━━━━━ EXTRACTED RECORDS

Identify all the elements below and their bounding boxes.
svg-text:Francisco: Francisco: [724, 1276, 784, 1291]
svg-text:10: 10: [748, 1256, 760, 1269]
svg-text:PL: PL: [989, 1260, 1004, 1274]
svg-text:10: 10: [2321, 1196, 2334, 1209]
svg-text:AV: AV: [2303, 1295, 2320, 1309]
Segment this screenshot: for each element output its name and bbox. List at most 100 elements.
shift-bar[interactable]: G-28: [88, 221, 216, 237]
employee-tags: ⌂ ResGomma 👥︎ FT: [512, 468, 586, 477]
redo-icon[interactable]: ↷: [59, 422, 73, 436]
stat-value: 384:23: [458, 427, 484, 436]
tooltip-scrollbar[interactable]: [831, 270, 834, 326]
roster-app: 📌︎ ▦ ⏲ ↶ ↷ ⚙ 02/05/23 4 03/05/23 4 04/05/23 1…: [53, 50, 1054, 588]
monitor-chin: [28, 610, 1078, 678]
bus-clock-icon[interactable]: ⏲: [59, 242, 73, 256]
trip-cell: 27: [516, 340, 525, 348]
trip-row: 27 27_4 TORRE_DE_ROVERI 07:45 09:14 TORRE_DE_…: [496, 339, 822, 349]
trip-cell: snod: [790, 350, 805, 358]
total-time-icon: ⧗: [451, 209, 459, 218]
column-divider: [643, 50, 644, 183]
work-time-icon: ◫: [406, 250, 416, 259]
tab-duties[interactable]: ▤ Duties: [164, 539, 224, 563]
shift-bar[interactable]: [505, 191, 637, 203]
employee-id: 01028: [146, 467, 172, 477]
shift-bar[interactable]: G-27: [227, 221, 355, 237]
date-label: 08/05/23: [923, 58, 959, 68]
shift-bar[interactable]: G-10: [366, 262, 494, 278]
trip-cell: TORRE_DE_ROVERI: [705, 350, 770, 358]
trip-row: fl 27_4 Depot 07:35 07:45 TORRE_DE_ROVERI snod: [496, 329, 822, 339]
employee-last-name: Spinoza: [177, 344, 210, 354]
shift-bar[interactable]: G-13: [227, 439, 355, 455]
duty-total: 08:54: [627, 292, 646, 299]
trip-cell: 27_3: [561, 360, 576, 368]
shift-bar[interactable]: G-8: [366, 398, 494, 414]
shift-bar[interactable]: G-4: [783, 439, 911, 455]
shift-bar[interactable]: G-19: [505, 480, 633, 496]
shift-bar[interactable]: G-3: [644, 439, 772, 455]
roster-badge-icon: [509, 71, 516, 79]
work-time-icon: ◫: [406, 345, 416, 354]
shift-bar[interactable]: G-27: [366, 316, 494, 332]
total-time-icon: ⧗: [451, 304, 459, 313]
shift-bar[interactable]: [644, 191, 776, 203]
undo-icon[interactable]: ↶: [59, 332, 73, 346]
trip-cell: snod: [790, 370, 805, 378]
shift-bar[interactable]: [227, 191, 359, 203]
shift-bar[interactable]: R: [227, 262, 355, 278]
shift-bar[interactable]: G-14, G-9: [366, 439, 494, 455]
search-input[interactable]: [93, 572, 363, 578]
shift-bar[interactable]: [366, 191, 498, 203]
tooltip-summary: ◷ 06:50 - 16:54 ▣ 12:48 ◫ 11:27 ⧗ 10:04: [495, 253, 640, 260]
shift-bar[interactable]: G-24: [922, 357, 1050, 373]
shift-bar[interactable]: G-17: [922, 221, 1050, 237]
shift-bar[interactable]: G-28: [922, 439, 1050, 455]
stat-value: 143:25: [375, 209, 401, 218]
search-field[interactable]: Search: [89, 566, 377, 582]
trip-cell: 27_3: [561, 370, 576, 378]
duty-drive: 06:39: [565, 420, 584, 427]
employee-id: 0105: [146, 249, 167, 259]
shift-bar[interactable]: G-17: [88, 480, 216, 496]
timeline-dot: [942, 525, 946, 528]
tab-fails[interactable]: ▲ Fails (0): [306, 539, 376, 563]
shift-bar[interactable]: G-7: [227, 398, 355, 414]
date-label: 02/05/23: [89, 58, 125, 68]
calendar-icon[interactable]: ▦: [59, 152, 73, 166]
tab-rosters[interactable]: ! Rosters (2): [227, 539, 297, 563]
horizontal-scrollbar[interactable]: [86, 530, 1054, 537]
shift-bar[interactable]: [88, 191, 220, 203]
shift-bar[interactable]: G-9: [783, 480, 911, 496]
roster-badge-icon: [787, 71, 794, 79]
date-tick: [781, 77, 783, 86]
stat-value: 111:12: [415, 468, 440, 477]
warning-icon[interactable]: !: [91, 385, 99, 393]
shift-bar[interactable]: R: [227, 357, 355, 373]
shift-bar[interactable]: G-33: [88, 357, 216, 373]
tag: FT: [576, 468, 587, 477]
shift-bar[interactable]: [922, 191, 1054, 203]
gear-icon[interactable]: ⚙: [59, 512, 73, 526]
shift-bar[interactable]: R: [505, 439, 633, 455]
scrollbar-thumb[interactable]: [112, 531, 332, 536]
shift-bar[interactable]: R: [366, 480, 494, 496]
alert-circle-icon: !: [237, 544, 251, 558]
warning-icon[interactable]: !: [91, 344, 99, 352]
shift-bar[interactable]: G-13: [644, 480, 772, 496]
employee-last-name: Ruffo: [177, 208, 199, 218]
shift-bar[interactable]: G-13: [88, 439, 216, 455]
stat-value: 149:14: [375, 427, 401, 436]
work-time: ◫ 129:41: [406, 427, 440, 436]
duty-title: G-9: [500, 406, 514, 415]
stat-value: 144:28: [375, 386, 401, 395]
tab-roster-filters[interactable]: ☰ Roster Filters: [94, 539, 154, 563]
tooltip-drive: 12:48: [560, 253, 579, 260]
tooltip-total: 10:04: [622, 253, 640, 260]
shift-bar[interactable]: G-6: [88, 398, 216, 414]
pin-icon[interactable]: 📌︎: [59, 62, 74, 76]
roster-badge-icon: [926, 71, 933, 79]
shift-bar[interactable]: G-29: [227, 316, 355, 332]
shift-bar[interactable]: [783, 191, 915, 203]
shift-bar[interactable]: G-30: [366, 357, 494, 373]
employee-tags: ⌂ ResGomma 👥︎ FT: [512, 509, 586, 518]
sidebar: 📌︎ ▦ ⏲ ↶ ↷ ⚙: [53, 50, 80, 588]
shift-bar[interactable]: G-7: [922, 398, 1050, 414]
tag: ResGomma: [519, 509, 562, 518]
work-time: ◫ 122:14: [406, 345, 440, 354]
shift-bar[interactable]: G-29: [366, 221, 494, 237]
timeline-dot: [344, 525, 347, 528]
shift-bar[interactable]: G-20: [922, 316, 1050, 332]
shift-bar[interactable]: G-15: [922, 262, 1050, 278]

━━━━━━━━━━

◆ TASK DETAILS
Reproduce every entry above verbatim, line for line, without changing any character.

◆ ANSWER TO THIS PROBLEM
Identify all the elements below and their bounding boxes.
svg-text:Francisco: Francisco: [724, 1276, 784, 1291]
svg-text:10: 10: [748, 1256, 760, 1269]
svg-text:PL: PL: [989, 1260, 1004, 1274]
svg-text:10: 10: [2321, 1196, 2334, 1209]
svg-text:AV: AV: [2303, 1295, 2320, 1309]
Segment this screenshot: for each element output its name and bbox. List at most 100 elements.
shift-bar[interactable]: G-28: [88, 221, 216, 237]
employee-tags: ⌂ ResGomma 👥︎ FT: [512, 468, 586, 477]
redo-icon[interactable]: ↷: [59, 422, 73, 436]
stat-value: 384:23: [458, 427, 484, 436]
tooltip-scrollbar[interactable]: [831, 270, 834, 326]
roster-app: 📌︎ ▦ ⏲ ↶ ↷ ⚙ 02/05/23 4 03/05/23 4 04/05/23 1…: [53, 50, 1054, 588]
monitor-chin: [28, 610, 1078, 678]
bus-clock-icon[interactable]: ⏲: [59, 242, 73, 256]
trip-cell: 27: [516, 340, 525, 348]
trip-row: 27 27_4 TORRE_DE_ROVERI 07:45 09:14 TORRE_DE_…: [496, 339, 822, 349]
trip-cell: snod: [790, 350, 805, 358]
total-time-icon: ⧗: [451, 209, 459, 218]
column-divider: [643, 50, 644, 183]
work-time-icon: ◫: [406, 250, 416, 259]
tab-duties[interactable]: ▤ Duties: [164, 539, 224, 563]
shift-bar[interactable]: [505, 191, 637, 203]
employee-id: 01028: [146, 467, 172, 477]
shift-bar[interactable]: G-27: [227, 221, 355, 237]
date-label: 08/05/23: [923, 58, 959, 68]
shift-bar[interactable]: G-10: [366, 262, 494, 278]
trip-cell: TORRE_DE_ROVERI: [705, 350, 770, 358]
trip-row: fl 27_4 Depot 07:35 07:45 TORRE_DE_ROVERI snod: [496, 329, 822, 339]
employee-last-name: Spinoza: [177, 344, 210, 354]
shift-bar[interactable]: G-13: [227, 439, 355, 455]
duty-total: 08:54: [627, 292, 646, 299]
trip-cell: 27_3: [561, 360, 576, 368]
shift-bar[interactable]: G-8: [366, 398, 494, 414]
shift-bar[interactable]: G-4: [783, 439, 911, 455]
shift-bar[interactable]: G-19: [505, 480, 633, 496]
shift-bar[interactable]: G-3: [644, 439, 772, 455]
roster-badge-icon: [509, 71, 516, 79]
work-time-icon: ◫: [406, 345, 416, 354]
shift-bar[interactable]: G-27: [366, 316, 494, 332]
total-time-icon: ⧗: [451, 304, 459, 313]
shift-bar[interactable]: [644, 191, 776, 203]
undo-icon[interactable]: ↶: [59, 332, 73, 346]
trip-cell: snod: [790, 370, 805, 378]
shift-bar[interactable]: [227, 191, 359, 203]
shift-bar[interactable]: R: [227, 262, 355, 278]
shift-bar[interactable]: G-14, G-9: [366, 439, 494, 455]
search-input[interactable]: [93, 572, 363, 578]
shift-bar[interactable]: [366, 191, 498, 203]
tooltip-summary: ◷ 06:50 - 16:54 ▣ 12:48 ◫ 11:27 ⧗ 10:04: [495, 253, 640, 260]
shift-bar[interactable]: G-24: [922, 357, 1050, 373]
shift-bar[interactable]: G-17: [922, 221, 1050, 237]
shift-bar[interactable]: G-28: [922, 439, 1050, 455]
stat-value: 143:25: [375, 209, 401, 218]
search-field[interactable]: Search: [89, 566, 377, 582]
trip-cell: 27_3: [561, 370, 576, 378]
duty-drive: 06:39: [565, 420, 584, 427]
employee-id: 0105: [146, 249, 167, 259]
shift-bar[interactable]: G-17: [88, 480, 216, 496]
timeline-dot: [942, 525, 946, 528]
tab-fails[interactable]: ▲ Fails (0): [306, 539, 376, 563]
shift-bar[interactable]: G-7: [227, 398, 355, 414]
date-label: 02/05/23: [89, 58, 125, 68]
calendar-icon[interactable]: ▦: [59, 152, 73, 166]
tab-rosters[interactable]: ! Rosters (2): [227, 539, 297, 563]
horizontal-scrollbar[interactable]: [86, 530, 1054, 537]
shift-bar[interactable]: [88, 191, 220, 203]
shift-bar[interactable]: G-9: [783, 480, 911, 496]
roster-badge-icon: [787, 71, 794, 79]
date-tick: [781, 77, 783, 86]
stat-value: 111:12: [415, 468, 440, 477]
warning-icon[interactable]: !: [91, 385, 99, 393]
shift-bar[interactable]: R: [227, 357, 355, 373]
shift-bar[interactable]: G-33: [88, 357, 216, 373]
tag: FT: [576, 468, 587, 477]
shift-bar[interactable]: [922, 191, 1054, 203]
gear-icon[interactable]: ⚙: [59, 512, 73, 526]
shift-bar[interactable]: R: [505, 439, 633, 455]
scrollbar-thumb[interactable]: [112, 531, 332, 536]
shift-bar[interactable]: R: [366, 480, 494, 496]
alert-circle-icon: !: [237, 544, 251, 558]
warning-icon[interactable]: !: [91, 344, 99, 352]
shift-bar[interactable]: G-13: [644, 480, 772, 496]
employee-last-name: Ruffo: [177, 208, 199, 218]
shift-bar[interactable]: G-13: [88, 439, 216, 455]
stat-value: 149:14: [375, 427, 401, 436]
work-time: ◫ 129:41: [406, 427, 440, 436]
duty-title: G-9: [500, 406, 514, 415]
stat-value: 144:28: [375, 386, 401, 395]
tab-roster-filters[interactable]: ☰ Roster Filters: [94, 539, 154, 563]
tooltip-drive: 12:48: [560, 253, 579, 260]
tooltip-total: 10:04: [622, 253, 640, 260]
shift-bar[interactable]: G-6: [88, 398, 216, 414]
pin-icon[interactable]: 📌︎: [59, 62, 74, 76]
roster-badge-icon: [926, 71, 933, 79]
shift-bar[interactable]: G-29: [227, 316, 355, 332]
shift-bar[interactable]: [783, 191, 915, 203]
shift-bar[interactable]: G-30: [366, 357, 494, 373]
employee-tags: ⌂ ResGomma 👥︎ FT: [512, 509, 586, 518]
sidebar: 📌︎ ▦ ⏲ ↶ ↷ ⚙: [53, 50, 80, 588]
shift-bar[interactable]: G-7: [922, 398, 1050, 414]
tag: ResGomma: [519, 509, 562, 518]
work-time: ◫ 122:14: [406, 345, 440, 354]
shift-bar[interactable]: G-29: [366, 221, 494, 237]
timeline-dot: [344, 525, 347, 528]
shift-bar[interactable]: G-20: [922, 316, 1050, 332]
shift-bar[interactable]: G-15: [922, 262, 1050, 278]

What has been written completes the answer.